寿命が伸びるサーチュイン遺伝子
「寿命が延びる遺伝子の存在って知っていますか?」
銀座アイグラッドクリニックの乾雅人院長は問いかける
老化を制御し、長寿にはたらきかけることで“長寿遺伝子”とも呼ばれる「サーチュイン遺伝子」の存在だ。
「これを見つけたことが、遺伝学の大きな貢献につながったと思います。ウェルナー遺伝子のように短命になる寿命遺伝子があるのなら、寿命が伸びる遺伝子はないの? と。ただ、人間で検証すると結果が出るまでに時間がかかりすぎてしまうため、寿命が数週間程度の線虫や酵母で、スクリーニング、絞り込み検索のように検証していきます。実際、線虫のある遺伝子をなくしたら、寿命が2倍に伸びることが確認されています」
これは、人間でいうと「IGF—1R」というインスリン様成長因子1の受容体(Receptor)に相当するものだと乾院長は言う。すなわち、IGF—1(インスリン様成長因子)による細胞への刺激が減弱すればするほど、人間という種でも寿命が延びる可能性があると認識されたのである。

課題 =>
1. サーチュイン遺伝子の本文から、「寿命が伸びるサーチュイン遺伝子」から「があると認識されたのである。」までの部分をすべて、一字も変えずに書き写してください。
2. サーチュイン遺伝子についての本文を、最後に示された文の次から書き継いでください。

提示データ =>

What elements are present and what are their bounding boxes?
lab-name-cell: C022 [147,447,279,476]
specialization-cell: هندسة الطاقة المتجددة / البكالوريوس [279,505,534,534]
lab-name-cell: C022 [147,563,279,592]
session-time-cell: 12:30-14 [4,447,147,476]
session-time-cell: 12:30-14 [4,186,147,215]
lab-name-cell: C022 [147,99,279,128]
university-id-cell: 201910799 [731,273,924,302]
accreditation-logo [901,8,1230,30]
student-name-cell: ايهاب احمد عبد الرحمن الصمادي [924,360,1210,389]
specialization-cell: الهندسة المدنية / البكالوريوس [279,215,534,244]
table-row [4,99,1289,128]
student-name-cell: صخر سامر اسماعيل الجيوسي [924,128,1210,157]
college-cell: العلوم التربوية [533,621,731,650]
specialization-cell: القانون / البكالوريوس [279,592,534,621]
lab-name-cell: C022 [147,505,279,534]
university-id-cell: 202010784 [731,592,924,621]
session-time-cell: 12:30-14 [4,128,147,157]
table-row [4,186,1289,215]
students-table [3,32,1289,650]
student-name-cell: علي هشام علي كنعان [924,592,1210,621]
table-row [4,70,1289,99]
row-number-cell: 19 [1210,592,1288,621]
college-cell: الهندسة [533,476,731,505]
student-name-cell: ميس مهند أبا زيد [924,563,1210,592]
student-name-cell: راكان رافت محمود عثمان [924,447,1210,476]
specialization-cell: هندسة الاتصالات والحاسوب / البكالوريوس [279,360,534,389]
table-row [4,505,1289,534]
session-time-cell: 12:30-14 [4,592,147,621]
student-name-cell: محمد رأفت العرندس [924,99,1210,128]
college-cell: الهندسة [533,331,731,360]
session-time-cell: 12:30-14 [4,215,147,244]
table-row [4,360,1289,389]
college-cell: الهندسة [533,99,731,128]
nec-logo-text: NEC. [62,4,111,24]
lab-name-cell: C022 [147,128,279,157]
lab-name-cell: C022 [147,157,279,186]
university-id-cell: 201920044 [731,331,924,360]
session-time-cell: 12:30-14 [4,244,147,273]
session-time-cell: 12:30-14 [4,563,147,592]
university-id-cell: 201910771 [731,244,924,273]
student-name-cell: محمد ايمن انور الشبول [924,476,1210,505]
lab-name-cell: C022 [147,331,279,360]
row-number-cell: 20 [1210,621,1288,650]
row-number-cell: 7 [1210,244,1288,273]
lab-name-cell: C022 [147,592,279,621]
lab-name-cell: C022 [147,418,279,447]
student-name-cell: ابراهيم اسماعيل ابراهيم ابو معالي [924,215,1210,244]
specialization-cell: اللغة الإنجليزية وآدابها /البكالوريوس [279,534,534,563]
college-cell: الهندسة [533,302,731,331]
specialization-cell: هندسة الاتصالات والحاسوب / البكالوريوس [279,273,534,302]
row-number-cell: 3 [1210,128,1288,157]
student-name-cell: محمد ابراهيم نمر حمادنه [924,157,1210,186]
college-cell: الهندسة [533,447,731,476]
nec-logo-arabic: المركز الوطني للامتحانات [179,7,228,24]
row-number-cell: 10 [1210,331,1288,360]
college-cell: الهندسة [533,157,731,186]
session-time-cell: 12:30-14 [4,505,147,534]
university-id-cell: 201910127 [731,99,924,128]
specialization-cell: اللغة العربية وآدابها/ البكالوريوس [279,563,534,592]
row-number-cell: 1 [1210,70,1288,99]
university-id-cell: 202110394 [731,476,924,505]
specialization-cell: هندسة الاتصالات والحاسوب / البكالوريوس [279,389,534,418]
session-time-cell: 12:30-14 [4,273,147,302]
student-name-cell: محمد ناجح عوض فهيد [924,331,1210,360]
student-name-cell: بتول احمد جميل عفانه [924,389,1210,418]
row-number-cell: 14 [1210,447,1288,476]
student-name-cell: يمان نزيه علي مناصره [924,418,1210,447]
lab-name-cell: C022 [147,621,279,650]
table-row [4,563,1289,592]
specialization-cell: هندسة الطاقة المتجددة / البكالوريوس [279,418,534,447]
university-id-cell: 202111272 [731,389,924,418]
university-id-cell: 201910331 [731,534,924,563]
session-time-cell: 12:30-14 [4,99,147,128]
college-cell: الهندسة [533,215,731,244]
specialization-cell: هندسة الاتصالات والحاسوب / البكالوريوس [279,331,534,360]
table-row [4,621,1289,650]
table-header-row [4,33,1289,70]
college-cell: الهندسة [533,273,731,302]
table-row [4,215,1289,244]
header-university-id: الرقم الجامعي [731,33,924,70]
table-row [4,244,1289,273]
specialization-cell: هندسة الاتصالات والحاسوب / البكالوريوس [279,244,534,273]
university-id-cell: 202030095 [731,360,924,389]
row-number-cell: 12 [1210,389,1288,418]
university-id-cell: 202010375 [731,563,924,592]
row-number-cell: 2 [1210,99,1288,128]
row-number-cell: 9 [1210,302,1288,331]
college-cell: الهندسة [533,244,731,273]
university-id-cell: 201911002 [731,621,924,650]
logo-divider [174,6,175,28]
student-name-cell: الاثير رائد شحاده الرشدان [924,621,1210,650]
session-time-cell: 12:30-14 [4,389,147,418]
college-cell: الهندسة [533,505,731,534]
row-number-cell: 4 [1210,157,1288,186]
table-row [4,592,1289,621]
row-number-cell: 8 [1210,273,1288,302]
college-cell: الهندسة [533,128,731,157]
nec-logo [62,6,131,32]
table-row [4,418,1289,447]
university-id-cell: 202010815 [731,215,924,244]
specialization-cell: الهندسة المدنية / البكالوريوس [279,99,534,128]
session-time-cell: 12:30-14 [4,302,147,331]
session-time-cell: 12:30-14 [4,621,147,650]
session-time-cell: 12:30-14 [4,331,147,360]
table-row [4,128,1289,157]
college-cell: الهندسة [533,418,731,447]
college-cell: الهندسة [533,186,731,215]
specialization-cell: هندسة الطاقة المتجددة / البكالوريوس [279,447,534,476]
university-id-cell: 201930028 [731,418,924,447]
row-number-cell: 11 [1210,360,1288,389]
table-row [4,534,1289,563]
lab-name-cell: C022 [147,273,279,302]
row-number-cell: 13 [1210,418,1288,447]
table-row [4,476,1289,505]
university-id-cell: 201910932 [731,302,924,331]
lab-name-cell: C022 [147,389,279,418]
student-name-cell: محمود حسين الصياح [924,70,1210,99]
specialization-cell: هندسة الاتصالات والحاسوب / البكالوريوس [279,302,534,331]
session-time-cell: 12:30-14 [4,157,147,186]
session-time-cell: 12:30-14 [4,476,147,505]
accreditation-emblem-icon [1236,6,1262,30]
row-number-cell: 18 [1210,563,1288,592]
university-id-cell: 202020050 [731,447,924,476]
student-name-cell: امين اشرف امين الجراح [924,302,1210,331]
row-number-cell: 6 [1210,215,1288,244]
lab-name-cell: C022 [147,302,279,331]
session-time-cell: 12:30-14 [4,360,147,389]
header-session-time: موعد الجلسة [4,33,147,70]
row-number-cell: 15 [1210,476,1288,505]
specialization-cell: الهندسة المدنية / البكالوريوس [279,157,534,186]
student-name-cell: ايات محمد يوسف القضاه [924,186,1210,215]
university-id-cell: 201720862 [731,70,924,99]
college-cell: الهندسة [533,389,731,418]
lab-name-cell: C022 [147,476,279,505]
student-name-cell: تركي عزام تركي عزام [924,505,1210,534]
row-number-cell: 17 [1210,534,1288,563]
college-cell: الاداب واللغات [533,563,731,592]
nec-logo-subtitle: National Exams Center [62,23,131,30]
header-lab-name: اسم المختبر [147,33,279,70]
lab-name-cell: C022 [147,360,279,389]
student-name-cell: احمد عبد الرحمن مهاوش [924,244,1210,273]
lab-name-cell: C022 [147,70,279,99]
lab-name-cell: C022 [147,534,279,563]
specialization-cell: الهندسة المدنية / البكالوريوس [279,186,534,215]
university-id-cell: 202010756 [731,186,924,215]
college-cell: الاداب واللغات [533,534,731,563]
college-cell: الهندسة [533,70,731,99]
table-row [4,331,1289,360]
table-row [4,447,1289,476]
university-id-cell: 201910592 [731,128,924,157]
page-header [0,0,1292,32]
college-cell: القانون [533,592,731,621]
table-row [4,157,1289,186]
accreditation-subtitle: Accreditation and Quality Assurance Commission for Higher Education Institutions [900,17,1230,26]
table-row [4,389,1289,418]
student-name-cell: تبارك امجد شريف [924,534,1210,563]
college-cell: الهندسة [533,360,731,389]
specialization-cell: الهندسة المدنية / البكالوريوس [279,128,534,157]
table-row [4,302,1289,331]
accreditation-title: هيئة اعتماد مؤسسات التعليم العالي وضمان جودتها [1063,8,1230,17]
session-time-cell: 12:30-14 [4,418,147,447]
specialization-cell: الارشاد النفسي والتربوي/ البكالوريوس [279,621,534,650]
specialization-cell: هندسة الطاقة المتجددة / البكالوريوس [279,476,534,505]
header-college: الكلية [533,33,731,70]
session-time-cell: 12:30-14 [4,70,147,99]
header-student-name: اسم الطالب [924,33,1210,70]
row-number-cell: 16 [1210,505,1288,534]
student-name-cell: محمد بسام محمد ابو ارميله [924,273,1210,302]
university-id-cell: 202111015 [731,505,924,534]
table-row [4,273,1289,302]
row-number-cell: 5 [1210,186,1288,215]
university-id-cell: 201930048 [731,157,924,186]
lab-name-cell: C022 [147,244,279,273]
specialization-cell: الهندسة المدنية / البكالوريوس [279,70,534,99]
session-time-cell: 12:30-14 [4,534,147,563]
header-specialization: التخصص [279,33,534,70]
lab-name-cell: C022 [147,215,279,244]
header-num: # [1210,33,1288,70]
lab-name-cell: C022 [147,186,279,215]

課題の解答 =>
1.
寿命が伸びるサーチュイン遺伝子
「寿命が延びる遺伝子の存在って知っていますか?」
銀座アイグラッドクリニックの乾雅人院長は問いかける
老化を制御し、長寿にはたらきかけることで“長寿遺伝子”とも呼ばれる「サーチュイン遺伝子」の存在だ。
「これを見つけたことが、遺伝学の大きな貢献につながったと思います。ウェルナー遺伝子のように短命になる寿命遺伝子があるのなら、寿命が伸びる遺伝子はないの? と。ただ、人間で検証すると結果が出るまでに時間がかかりすぎてしまうため、寿命が数週間程度の線虫や酵母で、スクリーニング、絞り込み検索のように検証していきます。実際、線虫のある遺伝子をなくしたら、寿命が2倍に伸びることが確認されています」
これは、人間でいうと「IGF—1R」というインスリン様成長因子1の受容体(Receptor)に相当するものだと乾院長は言う。すなわち、IGF—1(インスリン様成長因子)による細胞への刺激が減弱すればするほど、人間という種でも寿命が延びる可能性があると認識されたのである。

2.
「ただ、さすがにこの遺伝子をなくすということは人間ではできません。だったら、何かを活性化させることで寿命を伸ばすことができないものかと。それが通称、長寿遺伝子、『サーチュイン遺伝子』なんです。現在、サーチュイン遺伝子に関する研究は、世界中が注目している領域の一つです。その検証が日進月歩で進んでいます」
サーチュイン遺伝子を活性化させる「NMN」よりすごい「TND1128」
昨今、長寿サプリとして注目を集める「NMN(ニコチンアミドモノヌクレオチド)」も、その内の一つ。ビタミンB3の系統で、母乳や枝豆、ブロッコリーなどに含まれる成分です。
NMNに期待が高まる中で、乾院長は別の物質の可能性も模索している。そのひとつが、「5デアザフラビン(TND1128)」という物質だ。ビタミンB2を改良したものだそう。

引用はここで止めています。